§ **Challenge**: Arrange every line of the material below as a numbered list, omitting any blank lines.

[Stored data entries]

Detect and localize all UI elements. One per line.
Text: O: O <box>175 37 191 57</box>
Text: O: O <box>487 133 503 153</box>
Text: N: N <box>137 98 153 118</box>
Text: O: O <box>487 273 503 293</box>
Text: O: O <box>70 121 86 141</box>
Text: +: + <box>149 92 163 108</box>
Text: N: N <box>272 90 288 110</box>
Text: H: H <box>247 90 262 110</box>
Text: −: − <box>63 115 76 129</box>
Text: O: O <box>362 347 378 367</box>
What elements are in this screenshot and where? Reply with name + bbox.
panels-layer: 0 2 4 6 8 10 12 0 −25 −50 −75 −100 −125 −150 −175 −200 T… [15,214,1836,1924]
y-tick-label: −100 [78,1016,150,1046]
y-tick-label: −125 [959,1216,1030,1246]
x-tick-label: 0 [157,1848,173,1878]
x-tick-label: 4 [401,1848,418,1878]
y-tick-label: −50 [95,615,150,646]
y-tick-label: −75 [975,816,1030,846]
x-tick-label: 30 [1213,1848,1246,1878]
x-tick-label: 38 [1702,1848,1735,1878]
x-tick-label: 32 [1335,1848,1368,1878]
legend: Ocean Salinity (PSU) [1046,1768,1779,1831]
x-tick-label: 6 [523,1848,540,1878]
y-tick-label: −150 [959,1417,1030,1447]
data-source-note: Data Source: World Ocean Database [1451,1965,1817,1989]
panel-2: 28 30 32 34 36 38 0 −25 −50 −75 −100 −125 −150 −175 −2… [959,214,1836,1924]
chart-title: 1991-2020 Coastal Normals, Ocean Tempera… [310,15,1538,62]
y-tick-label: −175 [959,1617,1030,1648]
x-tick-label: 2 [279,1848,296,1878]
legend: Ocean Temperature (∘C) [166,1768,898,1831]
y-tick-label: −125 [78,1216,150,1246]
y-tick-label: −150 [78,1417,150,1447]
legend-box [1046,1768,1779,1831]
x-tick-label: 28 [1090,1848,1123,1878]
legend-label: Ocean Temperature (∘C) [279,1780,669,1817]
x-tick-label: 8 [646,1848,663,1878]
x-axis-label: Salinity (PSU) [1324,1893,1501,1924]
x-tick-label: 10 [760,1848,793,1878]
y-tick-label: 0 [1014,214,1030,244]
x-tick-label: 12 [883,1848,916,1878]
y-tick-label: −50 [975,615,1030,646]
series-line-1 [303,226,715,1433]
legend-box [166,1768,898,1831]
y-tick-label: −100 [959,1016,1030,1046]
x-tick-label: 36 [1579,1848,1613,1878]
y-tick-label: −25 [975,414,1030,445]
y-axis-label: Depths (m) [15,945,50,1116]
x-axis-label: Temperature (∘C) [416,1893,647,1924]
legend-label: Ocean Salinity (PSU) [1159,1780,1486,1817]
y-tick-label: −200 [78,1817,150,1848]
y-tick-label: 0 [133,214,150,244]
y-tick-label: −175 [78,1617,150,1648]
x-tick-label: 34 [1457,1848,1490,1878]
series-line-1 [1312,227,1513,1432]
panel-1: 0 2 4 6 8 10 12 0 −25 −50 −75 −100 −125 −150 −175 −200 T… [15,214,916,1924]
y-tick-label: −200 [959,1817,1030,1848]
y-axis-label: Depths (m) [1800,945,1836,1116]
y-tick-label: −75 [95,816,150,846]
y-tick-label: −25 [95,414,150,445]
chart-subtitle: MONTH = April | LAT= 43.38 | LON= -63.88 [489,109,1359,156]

§ **Final answer**:
1. Detect and localize all UI elements. One per line.
2. Text: O: O <box>175 37 191 57</box>
3. Text: O: O <box>487 133 503 153</box>
4. Text: N: N <box>137 98 153 118</box>
5. Text: O: O <box>487 273 503 293</box>
6. Text: O: O <box>70 121 86 141</box>
7. Text: +: + <box>149 92 163 108</box>
8. Text: N: N <box>272 90 288 110</box>
9. Text: H: H <box>247 90 262 110</box>
10. Text: −: − <box>63 115 76 129</box>
11. Text: O: O <box>362 347 378 367</box>
12. What elements are in this screenshot and where? Reply with name + bbox.
13. panels-layer: 0 2 4 6 8 10 12 0 −25 −50 −75 −100 −125 −150 −175 −200 T… [15,214,1836,1924]
14. y-tick-label: −100 [78,1016,150,1046]
15. y-tick-label: −125 [959,1216,1030,1246]
16. x-tick-label: 0 [157,1848,173,1878]
17. x-tick-label: 4 [401,1848,418,1878]
18. y-tick-label: −50 [95,615,150,646]
19. y-tick-label: −75 [975,816,1030,846]
20. x-tick-label: 30 [1213,1848,1246,1878]
21. x-tick-label: 38 [1702,1848,1735,1878]
22. x-tick-label: 32 [1335,1848,1368,1878]
23. legend: Ocean Salinity (PSU) [1046,1768,1779,1831]
24. x-tick-label: 6 [523,1848,540,1878]
25. y-tick-label: −150 [959,1417,1030,1447]
26. data-source-note: Data Source: World Ocean Database [1451,1965,1817,1989]
27. panel-2: 28 30 32 34 36 38 0 −25 −50 −75 −100 −125 −150 −175 −2… [959,214,1836,1924]
28. chart-title: 1991-2020 Coastal Normals, Ocean Tempera… [310,15,1538,62]
29. y-tick-label: −175 [959,1617,1030,1648]
30. x-tick-label: 2 [279,1848,296,1878]
31. legend: Ocean Temperature (∘C) [166,1768,898,1831]
32. y-tick-label: −125 [78,1216,150,1246]
33. y-tick-label: −150 [78,1417,150,1447]
34. legend-box [1046,1768,1779,1831]
35. x-tick-label: 28 [1090,1848,1123,1878]
36. legend-label: Ocean Temperature (∘C) [279,1780,669,1817]
37. x-tick-label: 8 [646,1848,663,1878]
38. x-axis-label: Salinity (PSU) [1324,1893,1501,1924]
39. x-tick-label: 10 [760,1848,793,1878]
40. y-tick-label: 0 [1014,214,1030,244]
41. x-tick-label: 12 [883,1848,916,1878]
42. y-tick-label: −50 [975,615,1030,646]
43. series-line-1 [303,226,715,1433]
44. legend-box [166,1768,898,1831]
45. y-tick-label: −100 [959,1016,1030,1046]
46. x-tick-label: 36 [1579,1848,1613,1878]
47. y-tick-label: −25 [975,414,1030,445]
48. y-axis-label: Depths (m) [15,945,50,1116]
49. x-axis-label: Temperature (∘C) [416,1893,647,1924]
50. legend-label: Ocean Salinity (PSU) [1159,1780,1486,1817]
51. y-tick-label: −200 [78,1817,150,1848]
52. y-tick-label: 0 [133,214,150,244]
53. y-tick-label: −175 [78,1617,150,1648]
54. x-tick-label: 34 [1457,1848,1490,1878]
55. series-line-1 [1312,227,1513,1432]
56. panel-1: 0 2 4 6 8 10 12 0 −25 −50 −75 −100 −125 −150 −175 −200 T… [15,214,916,1924]
57. y-tick-label: −200 [959,1817,1030,1848]
58. y-axis-label: Depths (m) [1800,945,1836,1116]
59. y-tick-label: −75 [95,816,150,846]
60. y-tick-label: −25 [95,414,150,445]
61. chart-subtitle: MONTH = April | LAT= 43.38 | LON= -63.88 [489,109,1359,156]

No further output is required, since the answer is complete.